Directive: How many lines in this data contain the string "сказкой"? Reply with the number only.

Material shown:
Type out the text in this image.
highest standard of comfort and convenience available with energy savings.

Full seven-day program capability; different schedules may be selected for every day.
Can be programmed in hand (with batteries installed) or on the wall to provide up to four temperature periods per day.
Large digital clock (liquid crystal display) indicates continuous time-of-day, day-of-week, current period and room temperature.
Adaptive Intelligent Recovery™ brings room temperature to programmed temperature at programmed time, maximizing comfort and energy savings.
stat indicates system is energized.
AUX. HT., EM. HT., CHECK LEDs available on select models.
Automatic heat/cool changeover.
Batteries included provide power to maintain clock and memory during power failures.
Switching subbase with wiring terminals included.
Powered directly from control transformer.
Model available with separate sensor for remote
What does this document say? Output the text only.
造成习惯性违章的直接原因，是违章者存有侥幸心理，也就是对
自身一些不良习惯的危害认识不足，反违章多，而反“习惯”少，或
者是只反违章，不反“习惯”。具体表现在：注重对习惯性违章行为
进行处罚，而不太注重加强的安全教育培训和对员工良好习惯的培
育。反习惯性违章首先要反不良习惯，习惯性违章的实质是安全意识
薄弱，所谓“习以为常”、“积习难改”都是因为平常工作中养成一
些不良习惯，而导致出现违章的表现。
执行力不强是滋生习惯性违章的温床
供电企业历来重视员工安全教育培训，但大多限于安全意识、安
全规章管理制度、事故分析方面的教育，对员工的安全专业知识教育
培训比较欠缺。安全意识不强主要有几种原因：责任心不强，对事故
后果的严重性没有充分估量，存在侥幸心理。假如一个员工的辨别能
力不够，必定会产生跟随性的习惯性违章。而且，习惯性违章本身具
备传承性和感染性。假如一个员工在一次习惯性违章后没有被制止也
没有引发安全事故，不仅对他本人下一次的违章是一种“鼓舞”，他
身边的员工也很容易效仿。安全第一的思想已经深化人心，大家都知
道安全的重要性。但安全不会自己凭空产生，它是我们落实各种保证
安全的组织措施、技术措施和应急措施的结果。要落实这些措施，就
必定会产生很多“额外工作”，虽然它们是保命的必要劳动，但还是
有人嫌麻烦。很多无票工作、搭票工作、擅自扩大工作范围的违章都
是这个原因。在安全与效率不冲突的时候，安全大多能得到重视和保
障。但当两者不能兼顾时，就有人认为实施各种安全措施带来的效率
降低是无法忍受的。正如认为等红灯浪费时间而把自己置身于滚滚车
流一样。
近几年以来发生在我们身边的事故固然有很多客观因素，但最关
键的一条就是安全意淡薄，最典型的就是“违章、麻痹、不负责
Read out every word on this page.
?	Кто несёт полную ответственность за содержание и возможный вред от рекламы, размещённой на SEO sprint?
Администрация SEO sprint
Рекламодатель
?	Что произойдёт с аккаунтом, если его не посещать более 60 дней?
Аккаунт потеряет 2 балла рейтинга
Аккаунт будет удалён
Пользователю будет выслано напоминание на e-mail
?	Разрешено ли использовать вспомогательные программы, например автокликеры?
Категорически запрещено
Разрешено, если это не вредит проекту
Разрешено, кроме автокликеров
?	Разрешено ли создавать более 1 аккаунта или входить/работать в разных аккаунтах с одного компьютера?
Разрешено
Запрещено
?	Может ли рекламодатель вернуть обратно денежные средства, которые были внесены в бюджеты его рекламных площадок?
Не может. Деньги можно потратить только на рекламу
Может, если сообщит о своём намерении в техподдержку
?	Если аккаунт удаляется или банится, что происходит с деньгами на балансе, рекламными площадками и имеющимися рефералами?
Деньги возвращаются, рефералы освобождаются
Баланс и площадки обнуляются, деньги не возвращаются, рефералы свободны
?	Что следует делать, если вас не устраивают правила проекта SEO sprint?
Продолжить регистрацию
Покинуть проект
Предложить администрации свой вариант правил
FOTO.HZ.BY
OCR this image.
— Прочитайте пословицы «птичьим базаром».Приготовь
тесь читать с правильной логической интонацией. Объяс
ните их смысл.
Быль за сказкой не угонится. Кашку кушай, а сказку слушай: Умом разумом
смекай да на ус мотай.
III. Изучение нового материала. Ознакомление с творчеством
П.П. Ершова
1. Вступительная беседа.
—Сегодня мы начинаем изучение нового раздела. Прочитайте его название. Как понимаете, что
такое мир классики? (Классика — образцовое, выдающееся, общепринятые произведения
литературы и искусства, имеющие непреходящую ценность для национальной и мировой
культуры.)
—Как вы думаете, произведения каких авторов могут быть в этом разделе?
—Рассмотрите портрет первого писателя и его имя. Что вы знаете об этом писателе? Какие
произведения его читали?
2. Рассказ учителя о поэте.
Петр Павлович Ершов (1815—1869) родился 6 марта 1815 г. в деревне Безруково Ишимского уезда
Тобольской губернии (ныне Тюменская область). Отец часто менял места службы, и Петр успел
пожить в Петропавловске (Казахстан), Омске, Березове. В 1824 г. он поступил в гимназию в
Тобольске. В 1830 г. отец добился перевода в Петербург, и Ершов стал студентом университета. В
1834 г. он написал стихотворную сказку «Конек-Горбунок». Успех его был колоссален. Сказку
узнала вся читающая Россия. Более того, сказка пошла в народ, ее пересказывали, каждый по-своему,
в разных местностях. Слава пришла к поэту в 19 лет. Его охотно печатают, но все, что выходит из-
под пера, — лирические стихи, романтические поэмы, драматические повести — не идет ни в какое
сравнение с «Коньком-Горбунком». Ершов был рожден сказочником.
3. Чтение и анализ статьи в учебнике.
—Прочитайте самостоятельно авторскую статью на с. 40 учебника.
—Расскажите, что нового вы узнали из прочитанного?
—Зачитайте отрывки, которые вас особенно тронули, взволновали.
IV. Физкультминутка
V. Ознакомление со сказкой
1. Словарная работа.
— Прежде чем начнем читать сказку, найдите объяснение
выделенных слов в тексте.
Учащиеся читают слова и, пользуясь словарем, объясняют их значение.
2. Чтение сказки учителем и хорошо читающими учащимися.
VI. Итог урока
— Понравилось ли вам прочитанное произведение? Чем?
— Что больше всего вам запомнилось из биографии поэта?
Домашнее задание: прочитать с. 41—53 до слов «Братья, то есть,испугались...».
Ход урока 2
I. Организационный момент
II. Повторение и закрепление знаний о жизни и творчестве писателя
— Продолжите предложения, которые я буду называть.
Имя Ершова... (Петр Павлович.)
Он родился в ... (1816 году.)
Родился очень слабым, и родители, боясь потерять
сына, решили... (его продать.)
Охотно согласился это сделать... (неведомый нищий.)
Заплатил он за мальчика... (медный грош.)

Task output: 2